| LISTED ENTRIES |

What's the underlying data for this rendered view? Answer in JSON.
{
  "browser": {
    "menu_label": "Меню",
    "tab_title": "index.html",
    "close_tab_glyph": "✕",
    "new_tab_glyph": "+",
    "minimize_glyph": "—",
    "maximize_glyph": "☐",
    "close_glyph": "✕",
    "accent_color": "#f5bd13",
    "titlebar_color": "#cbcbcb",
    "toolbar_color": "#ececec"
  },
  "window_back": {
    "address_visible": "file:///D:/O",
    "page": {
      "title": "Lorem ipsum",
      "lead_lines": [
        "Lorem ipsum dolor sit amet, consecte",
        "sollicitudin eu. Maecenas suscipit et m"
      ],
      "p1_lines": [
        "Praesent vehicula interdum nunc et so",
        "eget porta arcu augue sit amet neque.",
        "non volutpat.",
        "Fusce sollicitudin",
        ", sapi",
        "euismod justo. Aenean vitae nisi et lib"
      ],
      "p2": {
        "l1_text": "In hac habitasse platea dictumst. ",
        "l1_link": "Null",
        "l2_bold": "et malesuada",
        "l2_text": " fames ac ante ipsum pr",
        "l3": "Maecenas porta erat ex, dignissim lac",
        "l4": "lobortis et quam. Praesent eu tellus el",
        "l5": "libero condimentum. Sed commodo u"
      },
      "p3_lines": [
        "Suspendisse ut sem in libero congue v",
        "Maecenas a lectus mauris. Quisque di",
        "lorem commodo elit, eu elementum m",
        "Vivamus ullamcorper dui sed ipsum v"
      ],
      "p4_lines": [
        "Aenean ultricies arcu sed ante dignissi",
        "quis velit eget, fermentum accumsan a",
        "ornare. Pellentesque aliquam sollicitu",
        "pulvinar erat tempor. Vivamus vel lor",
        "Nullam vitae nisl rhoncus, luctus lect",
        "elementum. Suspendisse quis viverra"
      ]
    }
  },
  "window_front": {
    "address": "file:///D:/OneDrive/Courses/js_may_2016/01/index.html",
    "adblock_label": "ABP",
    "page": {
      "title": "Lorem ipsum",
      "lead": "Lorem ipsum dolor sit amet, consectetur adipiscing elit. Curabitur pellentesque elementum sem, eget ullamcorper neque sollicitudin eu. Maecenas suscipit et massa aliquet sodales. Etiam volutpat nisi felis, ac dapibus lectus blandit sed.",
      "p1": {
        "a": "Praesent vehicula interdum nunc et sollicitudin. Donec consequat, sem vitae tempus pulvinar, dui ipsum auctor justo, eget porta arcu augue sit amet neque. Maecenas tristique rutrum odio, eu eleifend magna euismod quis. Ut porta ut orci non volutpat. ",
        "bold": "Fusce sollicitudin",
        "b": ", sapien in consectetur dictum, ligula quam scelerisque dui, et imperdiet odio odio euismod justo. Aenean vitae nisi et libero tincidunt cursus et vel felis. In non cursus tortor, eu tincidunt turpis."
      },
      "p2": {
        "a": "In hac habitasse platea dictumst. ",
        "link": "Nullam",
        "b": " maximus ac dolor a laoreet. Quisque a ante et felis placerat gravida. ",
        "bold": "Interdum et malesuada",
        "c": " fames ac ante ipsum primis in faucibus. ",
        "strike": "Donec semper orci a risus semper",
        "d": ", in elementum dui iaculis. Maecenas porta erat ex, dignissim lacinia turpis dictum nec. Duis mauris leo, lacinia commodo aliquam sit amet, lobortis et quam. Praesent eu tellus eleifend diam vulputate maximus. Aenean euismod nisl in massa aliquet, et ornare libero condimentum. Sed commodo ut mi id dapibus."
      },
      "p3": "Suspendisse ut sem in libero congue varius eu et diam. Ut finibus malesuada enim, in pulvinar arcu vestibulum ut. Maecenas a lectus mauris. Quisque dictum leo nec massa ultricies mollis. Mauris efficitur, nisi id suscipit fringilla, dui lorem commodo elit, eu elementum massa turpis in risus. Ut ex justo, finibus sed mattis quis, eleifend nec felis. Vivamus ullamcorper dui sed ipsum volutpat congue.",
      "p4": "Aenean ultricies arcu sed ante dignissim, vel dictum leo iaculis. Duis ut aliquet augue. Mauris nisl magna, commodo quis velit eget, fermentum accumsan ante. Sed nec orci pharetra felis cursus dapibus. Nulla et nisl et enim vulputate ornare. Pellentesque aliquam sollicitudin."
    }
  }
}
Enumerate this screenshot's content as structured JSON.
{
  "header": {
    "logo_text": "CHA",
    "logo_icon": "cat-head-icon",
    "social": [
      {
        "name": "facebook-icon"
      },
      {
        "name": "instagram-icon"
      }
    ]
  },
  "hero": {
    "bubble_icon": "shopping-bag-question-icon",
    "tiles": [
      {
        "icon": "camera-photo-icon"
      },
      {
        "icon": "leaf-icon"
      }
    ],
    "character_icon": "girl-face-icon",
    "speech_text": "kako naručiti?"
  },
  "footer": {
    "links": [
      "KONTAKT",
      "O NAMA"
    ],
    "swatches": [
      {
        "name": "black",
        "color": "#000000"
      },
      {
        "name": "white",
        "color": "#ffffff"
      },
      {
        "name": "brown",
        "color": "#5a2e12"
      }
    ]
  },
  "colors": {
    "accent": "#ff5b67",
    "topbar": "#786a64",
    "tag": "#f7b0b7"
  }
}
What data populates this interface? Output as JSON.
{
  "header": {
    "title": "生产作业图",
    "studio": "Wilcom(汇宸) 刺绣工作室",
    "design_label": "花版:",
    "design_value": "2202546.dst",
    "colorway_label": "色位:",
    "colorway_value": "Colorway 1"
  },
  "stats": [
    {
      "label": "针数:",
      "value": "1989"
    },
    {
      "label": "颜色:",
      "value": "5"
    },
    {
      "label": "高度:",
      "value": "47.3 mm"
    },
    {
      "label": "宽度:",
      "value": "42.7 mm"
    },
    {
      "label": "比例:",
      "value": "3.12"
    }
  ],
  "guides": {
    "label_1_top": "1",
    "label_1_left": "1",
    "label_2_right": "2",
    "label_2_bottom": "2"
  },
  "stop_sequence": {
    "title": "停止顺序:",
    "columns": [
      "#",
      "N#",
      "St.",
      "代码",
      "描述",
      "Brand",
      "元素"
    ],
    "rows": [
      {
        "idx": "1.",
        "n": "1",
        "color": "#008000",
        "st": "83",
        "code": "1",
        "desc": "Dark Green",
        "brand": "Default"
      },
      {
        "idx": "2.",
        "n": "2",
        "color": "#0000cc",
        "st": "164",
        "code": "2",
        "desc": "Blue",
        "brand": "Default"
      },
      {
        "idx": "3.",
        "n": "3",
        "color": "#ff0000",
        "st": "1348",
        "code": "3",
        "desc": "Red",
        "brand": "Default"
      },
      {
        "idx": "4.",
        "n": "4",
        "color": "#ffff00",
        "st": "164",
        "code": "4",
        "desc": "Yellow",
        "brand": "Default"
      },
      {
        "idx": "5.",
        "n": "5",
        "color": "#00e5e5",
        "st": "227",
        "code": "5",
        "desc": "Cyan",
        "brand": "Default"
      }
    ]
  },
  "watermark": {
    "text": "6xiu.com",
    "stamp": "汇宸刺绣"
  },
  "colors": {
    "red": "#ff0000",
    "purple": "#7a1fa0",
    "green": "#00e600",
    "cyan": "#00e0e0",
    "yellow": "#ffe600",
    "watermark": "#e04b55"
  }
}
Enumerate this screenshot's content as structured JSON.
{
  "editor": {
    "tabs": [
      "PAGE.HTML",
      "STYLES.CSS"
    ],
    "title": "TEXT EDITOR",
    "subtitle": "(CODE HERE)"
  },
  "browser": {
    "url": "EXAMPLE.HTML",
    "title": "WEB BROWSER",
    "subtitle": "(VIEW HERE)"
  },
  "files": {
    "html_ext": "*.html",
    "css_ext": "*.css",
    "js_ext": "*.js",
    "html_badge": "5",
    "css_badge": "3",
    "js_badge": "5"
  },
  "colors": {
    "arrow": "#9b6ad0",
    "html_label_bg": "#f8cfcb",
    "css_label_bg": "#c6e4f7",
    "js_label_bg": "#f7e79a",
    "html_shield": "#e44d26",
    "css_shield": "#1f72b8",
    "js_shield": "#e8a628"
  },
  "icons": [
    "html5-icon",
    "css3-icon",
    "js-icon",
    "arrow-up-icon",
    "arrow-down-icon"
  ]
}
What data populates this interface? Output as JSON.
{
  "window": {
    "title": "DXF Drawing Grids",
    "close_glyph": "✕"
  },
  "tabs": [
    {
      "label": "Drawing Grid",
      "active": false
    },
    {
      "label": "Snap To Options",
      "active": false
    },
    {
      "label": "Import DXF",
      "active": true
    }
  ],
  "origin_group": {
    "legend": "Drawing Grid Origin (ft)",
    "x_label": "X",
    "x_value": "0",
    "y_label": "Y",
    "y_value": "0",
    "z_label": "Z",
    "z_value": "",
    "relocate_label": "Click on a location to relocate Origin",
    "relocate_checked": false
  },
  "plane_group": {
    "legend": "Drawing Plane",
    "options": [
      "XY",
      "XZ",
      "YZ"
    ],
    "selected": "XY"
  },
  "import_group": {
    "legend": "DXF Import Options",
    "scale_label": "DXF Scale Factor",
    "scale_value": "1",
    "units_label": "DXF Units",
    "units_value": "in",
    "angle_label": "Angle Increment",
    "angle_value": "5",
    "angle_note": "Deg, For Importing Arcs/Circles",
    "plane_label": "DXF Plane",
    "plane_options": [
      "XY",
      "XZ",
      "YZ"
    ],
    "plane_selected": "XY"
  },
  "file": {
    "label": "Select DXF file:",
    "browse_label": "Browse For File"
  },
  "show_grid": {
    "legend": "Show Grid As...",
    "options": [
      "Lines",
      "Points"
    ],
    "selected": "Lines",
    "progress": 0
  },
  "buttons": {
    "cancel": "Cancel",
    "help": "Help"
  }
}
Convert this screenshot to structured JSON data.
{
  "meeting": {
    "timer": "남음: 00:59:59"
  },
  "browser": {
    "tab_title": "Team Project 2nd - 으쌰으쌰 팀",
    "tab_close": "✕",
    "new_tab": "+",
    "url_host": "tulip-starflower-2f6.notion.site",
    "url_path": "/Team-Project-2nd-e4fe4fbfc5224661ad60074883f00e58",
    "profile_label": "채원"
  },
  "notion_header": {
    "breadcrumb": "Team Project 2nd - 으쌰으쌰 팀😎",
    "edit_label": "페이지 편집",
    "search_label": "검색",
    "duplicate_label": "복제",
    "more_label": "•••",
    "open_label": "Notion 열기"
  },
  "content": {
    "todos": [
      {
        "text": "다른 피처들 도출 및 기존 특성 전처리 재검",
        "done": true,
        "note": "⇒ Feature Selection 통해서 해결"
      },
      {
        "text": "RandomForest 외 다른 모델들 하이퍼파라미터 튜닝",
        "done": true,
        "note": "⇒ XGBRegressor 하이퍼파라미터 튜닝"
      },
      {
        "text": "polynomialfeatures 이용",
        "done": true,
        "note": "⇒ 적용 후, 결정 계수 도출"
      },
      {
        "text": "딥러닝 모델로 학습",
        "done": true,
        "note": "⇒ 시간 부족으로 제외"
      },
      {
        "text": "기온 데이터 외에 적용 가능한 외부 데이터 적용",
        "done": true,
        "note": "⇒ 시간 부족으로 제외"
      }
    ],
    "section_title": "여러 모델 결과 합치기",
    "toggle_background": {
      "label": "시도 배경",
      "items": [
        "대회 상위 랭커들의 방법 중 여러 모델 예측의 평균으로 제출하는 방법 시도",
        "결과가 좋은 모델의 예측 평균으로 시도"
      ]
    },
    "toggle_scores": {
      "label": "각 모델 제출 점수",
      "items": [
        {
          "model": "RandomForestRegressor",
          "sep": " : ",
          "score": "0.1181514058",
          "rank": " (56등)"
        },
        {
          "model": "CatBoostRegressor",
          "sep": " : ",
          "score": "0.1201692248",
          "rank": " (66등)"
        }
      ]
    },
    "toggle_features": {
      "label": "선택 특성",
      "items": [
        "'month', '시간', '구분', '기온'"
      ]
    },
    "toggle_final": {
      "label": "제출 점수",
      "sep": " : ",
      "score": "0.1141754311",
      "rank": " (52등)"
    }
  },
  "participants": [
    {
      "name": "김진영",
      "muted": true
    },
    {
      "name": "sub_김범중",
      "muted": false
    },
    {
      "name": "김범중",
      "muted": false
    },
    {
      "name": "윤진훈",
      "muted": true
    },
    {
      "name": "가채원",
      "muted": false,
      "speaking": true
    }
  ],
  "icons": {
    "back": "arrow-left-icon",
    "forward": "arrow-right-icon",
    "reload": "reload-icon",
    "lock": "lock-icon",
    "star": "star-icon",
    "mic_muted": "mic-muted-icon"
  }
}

| WHAT YOU NEED TO DO |
Pick out and copy every line that contains the word "risus".

| RESPONSE FOR THIS EXERCISE |
        "strike": "Donec semper orci a risus semper",
      "p3": "Suspendisse ut sem in libero congue varius eu et diam. Ut finibus malesuada enim, in pulvinar arcu vestibulum ut. Maecenas a lectus mauris. Quisque dictum leo nec massa ultricies mollis. Mauris efficitur, nisi id suscipit fringilla, dui lorem commodo elit, eu elementum massa turpis in risus. Ut ex justo, finibus sed mattis quis, eleifend nec felis. Vivamus ullamcorper dui sed ipsum volutpat congue.",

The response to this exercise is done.